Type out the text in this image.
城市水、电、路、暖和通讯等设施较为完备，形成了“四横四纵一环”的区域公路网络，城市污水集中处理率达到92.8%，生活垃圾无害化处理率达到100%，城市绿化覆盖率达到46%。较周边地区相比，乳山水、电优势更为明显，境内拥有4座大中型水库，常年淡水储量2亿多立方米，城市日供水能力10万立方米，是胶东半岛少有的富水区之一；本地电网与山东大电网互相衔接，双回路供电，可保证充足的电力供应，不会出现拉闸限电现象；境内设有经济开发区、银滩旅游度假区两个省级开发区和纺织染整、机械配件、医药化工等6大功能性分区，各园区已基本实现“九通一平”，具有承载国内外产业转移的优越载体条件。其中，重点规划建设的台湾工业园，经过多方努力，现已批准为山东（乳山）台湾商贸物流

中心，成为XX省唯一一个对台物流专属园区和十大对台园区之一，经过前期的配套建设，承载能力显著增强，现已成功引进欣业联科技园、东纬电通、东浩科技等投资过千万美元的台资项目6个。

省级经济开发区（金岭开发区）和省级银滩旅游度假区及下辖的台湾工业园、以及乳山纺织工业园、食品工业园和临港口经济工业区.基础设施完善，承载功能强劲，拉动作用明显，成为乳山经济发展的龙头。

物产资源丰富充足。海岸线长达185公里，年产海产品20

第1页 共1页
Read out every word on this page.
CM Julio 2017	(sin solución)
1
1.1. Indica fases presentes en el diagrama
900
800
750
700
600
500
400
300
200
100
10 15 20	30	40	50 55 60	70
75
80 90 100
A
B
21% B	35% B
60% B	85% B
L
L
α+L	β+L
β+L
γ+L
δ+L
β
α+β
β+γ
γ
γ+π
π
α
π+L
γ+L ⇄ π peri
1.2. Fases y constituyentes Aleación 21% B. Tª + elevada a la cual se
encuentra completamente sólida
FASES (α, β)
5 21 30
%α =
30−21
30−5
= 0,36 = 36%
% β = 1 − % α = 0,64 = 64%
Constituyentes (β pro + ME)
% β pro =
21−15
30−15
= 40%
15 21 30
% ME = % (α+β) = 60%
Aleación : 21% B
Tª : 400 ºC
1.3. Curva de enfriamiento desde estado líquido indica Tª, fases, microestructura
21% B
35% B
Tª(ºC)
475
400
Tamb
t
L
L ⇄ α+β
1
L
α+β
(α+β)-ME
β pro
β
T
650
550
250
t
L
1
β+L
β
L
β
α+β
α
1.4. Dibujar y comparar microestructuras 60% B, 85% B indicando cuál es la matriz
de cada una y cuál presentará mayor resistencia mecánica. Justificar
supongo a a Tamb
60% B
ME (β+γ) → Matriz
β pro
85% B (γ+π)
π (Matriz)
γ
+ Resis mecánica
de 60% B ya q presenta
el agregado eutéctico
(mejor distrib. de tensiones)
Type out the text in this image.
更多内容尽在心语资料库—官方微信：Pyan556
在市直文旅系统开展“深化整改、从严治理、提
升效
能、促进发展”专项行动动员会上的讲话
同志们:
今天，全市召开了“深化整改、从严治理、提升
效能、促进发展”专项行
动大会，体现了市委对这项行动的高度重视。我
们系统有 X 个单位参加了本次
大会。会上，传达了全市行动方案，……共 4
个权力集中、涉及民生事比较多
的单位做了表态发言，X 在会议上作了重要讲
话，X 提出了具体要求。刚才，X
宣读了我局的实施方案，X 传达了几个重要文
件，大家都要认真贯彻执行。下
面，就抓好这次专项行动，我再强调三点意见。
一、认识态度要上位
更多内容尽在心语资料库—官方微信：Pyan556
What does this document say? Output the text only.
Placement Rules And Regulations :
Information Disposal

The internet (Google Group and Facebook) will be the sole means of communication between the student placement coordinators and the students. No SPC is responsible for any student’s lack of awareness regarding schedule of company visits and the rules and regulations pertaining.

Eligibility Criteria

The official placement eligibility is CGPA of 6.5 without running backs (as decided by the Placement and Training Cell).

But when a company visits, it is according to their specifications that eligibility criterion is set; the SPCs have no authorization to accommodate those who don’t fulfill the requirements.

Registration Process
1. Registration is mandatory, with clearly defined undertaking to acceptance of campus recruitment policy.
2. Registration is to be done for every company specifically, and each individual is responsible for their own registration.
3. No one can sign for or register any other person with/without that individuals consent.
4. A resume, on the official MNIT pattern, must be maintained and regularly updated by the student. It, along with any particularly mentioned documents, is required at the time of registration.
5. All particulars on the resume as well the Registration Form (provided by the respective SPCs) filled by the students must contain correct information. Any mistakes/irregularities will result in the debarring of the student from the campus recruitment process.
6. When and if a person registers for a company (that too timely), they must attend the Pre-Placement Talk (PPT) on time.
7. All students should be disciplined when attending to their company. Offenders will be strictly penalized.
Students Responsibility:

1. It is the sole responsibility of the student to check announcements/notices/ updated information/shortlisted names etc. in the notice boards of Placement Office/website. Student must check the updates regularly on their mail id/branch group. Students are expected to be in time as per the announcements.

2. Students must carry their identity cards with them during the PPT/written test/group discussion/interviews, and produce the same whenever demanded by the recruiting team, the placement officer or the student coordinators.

Task details :: Recite the full listing above exactly.

Exercise answer ::
Type out the text in this image.
城市水、电、路、暖和通讯等设施较为完备，形成了“四横四纵一环”的区域公路网络，城市污水集中处理率达到92.8%，生活垃圾无害化处理率达到100%，城市绿化覆盖率达到46%。较周边地区相比，乳山水、电优势更为明显，境内拥有4座大中型水库，常年淡水储量2亿多立方米，城市日供水能力10万立方米，是胶东半岛少有的富水区之一；本地电网与山东大电网互相衔接，双回路供电，可保证充足的电力供应，不会出现拉闸限电现象；境内设有经济开发区、银滩旅游度假区两个省级开发区和纺织染整、机械配件、医药化工等6大功能性分区，各园区已基本实现“九通一平”，具有承载国内外产业转移的优越载体条件。其中，重点规划建设的台湾工业园，经过多方努力，现已批准为山东（乳山）台湾商贸物流

中心，成为XX省唯一一个对台物流专属园区和十大对台园区之一，经过前期的配套建设，承载能力显著增强，现已成功引进欣业联科技园、东纬电通、东浩科技等投资过千万美元的台资项目6个。

省级经济开发区（金岭开发区）和省级银滩旅游度假区及下辖的台湾工业园、以及乳山纺织工业园、食品工业园和临港口经济工业区.基础设施完善，承载功能强劲，拉动作用明显，成为乳山经济发展的龙头。

物产资源丰富充足。海岸线长达185公里，年产海产品20

第1页 共1页
Read out every word on this page.
CM Julio 2017	(sin solución)
1
1.1. Indica fases presentes en el diagrama
900
800
750
700
600
500
400
300
200
100
10 15 20	30	40	50 55 60	70
75
80 90 100
A
B
21% B	35% B
60% B	85% B
L
L
α+L	β+L
β+L
γ+L
δ+L
β
α+β
β+γ
γ
γ+π
π
α
π+L
γ+L ⇄ π peri
1.2. Fases y constituyentes Aleación 21% B. Tª + elevada a la cual se
encuentra completamente sólida
FASES (α, β)
5 21 30
%α =
30−21
30−5
= 0,36 = 36%
% β = 1 − % α = 0,64 = 64%
Constituyentes (β pro + ME)
% β pro =
21−15
30−15
= 40%
15 21 30
% ME = % (α+β) = 60%
Aleación : 21% B
Tª : 400 ºC
1.3. Curva de enfriamiento desde estado líquido indica Tª, fases, microestructura
21% B
35% B
Tª(ºC)
475
400
Tamb
t
L
L ⇄ α+β
1
L
α+β
(α+β)-ME
β pro
β
T
650
550
250
t
L
1
β+L
β
L
β
α+β
α
1.4. Dibujar y comparar microestructuras 60% B, 85% B indicando cuál es la matriz
de cada una y cuál presentará mayor resistencia mecánica. Justificar
supongo a a Tamb
60% B
ME (β+γ) → Matriz
β pro
85% B (γ+π)
π (Matriz)
γ
+ Resis mecánica
de 60% B ya q presenta
el agregado eutéctico
(mejor distrib. de tensiones)
Type out the text in this image.
更多内容尽在心语资料库—官方微信：Pyan556
在市直文旅系统开展“深化整改、从严治理、提
升效
能、促进发展”专项行动动员会上的讲话
同志们:
今天，全市召开了“深化整改、从严治理、提升
效能、促进发展”专项行
动大会，体现了市委对这项行动的高度重视。我
们系统有 X 个单位参加了本次
大会。会上，传达了全市行动方案，……共 4
个权力集中、涉及民生事比较多
的单位做了表态发言，X 在会议上作了重要讲
话，X 提出了具体要求。刚才，X
宣读了我局的实施方案，X 传达了几个重要文
件，大家都要认真贯彻执行。下
面，就抓好这次专项行动，我再强调三点意见。
一、认识态度要上位
更多内容尽在心语资料库—官方微信：Pyan556
What does this document say? Output the text only.
Placement Rules And Regulations :
Information Disposal

The internet (Google Group and Facebook) will be the sole means of communication between the student placement coordinators and the students. No SPC is responsible for any student’s lack of awareness regarding schedule of company visits and the rules and regulations pertaining.

Eligibility Criteria

The official placement eligibility is CGPA of 6.5 without running backs (as decided by the Placement and Training Cell).

But when a company visits, it is according to their specifications that eligibility criterion is set; the SPCs have no authorization to accommodate those who don’t fulfill the requirements.

Registration Process
1. Registration is mandatory, with clearly defined undertaking to acceptance of campus recruitment policy.
2. Registration is to be done for every company specifically, and each individual is responsible for their own registration.
3. No one can sign for or register any other person with/without that individuals consent.
4. A resume, on the official MNIT pattern, must be maintained and regularly updated by the student. It, along with any particularly mentioned documents, is required at the time of registration.
5. All particulars on the resume as well the Registration Form (provided by the respective SPCs) filled by the students must contain correct information. Any mistakes/irregularities will result in the debarring of the student from the campus recruitment process.
6. When and if a person registers for a company (that too timely), they must attend the Pre-Placement Talk (PPT) on time.
7. All students should be disciplined when attending to their company. Offenders will be strictly penalized.
Students Responsibility:

1. It is the sole responsibility of the student to check announcements/notices/ updated information/shortlisted names etc. in the notice boards of Placement Office/website. Student must check the updates regularly on their mail id/branch group. Students are expected to be in time as per the announcements.

2. Students must carry their identity cards with them during the PPT/written test/group discussion/interviews, and produce the same whenever demanded by the recruiting team, the placement officer or the student coordinators.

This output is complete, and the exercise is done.